(Exercise)
Scan the records and identify every line in which the string "Enumerate" occurs, then return those lines.

(Records for processing)
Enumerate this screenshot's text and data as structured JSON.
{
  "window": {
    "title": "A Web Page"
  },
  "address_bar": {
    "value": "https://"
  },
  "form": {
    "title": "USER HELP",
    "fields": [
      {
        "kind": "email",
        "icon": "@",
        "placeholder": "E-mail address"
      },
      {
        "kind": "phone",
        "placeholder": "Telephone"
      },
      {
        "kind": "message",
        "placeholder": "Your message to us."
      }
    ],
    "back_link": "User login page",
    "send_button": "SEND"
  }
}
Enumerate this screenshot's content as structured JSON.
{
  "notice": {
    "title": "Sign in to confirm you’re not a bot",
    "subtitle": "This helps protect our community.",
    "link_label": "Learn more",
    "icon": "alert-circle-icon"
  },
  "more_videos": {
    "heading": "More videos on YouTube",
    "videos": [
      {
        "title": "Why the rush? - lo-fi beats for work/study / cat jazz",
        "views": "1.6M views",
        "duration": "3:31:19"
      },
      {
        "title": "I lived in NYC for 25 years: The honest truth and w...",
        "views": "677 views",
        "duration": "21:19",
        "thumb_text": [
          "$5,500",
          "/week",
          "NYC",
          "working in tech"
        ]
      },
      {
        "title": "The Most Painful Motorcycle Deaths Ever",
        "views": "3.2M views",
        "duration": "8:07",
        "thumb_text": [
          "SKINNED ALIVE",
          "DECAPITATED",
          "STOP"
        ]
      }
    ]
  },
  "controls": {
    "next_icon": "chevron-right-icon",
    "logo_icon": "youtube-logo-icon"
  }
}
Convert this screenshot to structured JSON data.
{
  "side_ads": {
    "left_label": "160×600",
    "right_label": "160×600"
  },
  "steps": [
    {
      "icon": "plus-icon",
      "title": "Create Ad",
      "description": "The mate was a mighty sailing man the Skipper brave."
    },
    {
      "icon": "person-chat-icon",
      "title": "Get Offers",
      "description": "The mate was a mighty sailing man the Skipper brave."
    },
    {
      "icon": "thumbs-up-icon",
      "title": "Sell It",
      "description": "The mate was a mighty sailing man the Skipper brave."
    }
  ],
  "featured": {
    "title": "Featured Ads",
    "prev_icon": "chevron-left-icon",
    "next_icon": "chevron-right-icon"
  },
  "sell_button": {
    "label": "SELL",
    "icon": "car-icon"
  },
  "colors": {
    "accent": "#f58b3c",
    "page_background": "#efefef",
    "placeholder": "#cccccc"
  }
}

(Written response)
Enumerate this screenshot's text and data as structured JSON.
Enumerate this screenshot's content as structured JSON.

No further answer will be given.